Job:
Produce a verbatim copy of the entries listed below.

----- Supplied information

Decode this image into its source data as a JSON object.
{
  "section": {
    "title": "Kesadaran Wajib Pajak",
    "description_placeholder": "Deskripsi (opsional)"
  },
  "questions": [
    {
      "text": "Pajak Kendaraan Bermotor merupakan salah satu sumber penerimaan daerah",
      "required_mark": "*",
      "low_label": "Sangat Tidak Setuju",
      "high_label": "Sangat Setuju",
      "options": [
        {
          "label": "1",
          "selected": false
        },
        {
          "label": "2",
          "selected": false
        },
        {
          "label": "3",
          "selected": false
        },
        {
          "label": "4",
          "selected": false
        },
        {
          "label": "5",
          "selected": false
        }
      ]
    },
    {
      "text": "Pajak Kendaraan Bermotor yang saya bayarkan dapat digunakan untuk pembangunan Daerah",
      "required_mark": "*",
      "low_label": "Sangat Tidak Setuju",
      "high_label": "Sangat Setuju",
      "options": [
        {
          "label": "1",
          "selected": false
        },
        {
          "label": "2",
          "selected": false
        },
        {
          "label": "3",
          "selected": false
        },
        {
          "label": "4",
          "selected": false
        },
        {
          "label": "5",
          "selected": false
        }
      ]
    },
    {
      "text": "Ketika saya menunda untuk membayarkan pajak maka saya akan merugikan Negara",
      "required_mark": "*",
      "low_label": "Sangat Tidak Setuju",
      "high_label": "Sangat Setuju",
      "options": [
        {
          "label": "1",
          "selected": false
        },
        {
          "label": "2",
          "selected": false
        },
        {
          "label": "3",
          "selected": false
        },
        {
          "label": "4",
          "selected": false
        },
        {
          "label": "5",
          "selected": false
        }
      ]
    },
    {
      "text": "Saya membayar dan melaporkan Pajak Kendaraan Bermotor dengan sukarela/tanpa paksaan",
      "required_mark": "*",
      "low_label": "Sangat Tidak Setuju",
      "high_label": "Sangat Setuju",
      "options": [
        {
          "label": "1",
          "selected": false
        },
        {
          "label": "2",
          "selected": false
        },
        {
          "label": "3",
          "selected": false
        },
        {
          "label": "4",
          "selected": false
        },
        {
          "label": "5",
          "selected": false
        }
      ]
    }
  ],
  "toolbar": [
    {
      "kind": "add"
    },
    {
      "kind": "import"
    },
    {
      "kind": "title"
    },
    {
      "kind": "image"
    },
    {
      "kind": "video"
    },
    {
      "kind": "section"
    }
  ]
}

----------

Result:
Decode this image into its source data as a JSON object.
{
  "section": {
    "title": "Kesadaran Wajib Pajak",
    "description_placeholder": "Deskripsi (opsional)"
  },
  "questions": [
    {
      "text": "Pajak Kendaraan Bermotor merupakan salah satu sumber penerimaan daerah",
      "required_mark": "*",
      "low_label": "Sangat Tidak Setuju",
      "high_label": "Sangat Setuju",
      "options": [
        {
          "label": "1",
          "selected": false
        },
        {
          "label": "2",
          "selected": false
        },
        {
          "label": "3",
          "selected": false
        },
        {
          "label": "4",
          "selected": false
        },
        {
          "label": "5",
          "selected": false
        }
      ]
    },
    {
      "text": "Pajak Kendaraan Bermotor yang saya bayarkan dapat digunakan untuk pembangunan Daerah",
      "required_mark": "*",
      "low_label": "Sangat Tidak Setuju",
      "high_label": "Sangat Setuju",
      "options": [
        {
          "label": "1",
          "selected": false
        },
        {
          "label": "2",
          "selected": false
        },
        {
          "label": "3",
          "selected": false
        },
        {
          "label": "4",
          "selected": false
        },
        {
          "label": "5",
          "selected": false
        }
      ]
    },
    {
      "text": "Ketika saya menunda untuk membayarkan pajak maka saya akan merugikan Negara",
      "required_mark": "*",
      "low_label": "Sangat Tidak Setuju",
      "high_label": "Sangat Setuju",
      "options": [
        {
          "label": "1",
          "selected": false
        },
        {
          "label": "2",
          "selected": false
        },
        {
          "label": "3",
          "selected": false
        },
        {
          "label": "4",
          "selected": false
        },
        {
          "label": "5",
          "selected": false
        }
      ]
    },
    {
      "text": "Saya membayar dan melaporkan Pajak Kendaraan Bermotor dengan sukarela/tanpa paksaan",
      "required_mark": "*",
      "low_label": "Sangat Tidak Setuju",
      "high_label": "Sangat Setuju",
      "options": [
        {
          "label": "1",
          "selected": false
        },
        {
          "label": "2",
          "selected": false
        },
        {
          "label": "3",
          "selected": false
        },
        {
          "label": "4",
          "selected": false
        },
        {
          "label": "5",
          "selected": false
        }
      ]
    }
  ],
  "toolbar": [
    {
      "kind": "add"
    },
    {
      "kind": "import"
    },
    {
      "kind": "title"
    },
    {
      "kind": "image"
    },
    {
      "kind": "video"
    },
    {
      "kind": "section"
    }
  ]
}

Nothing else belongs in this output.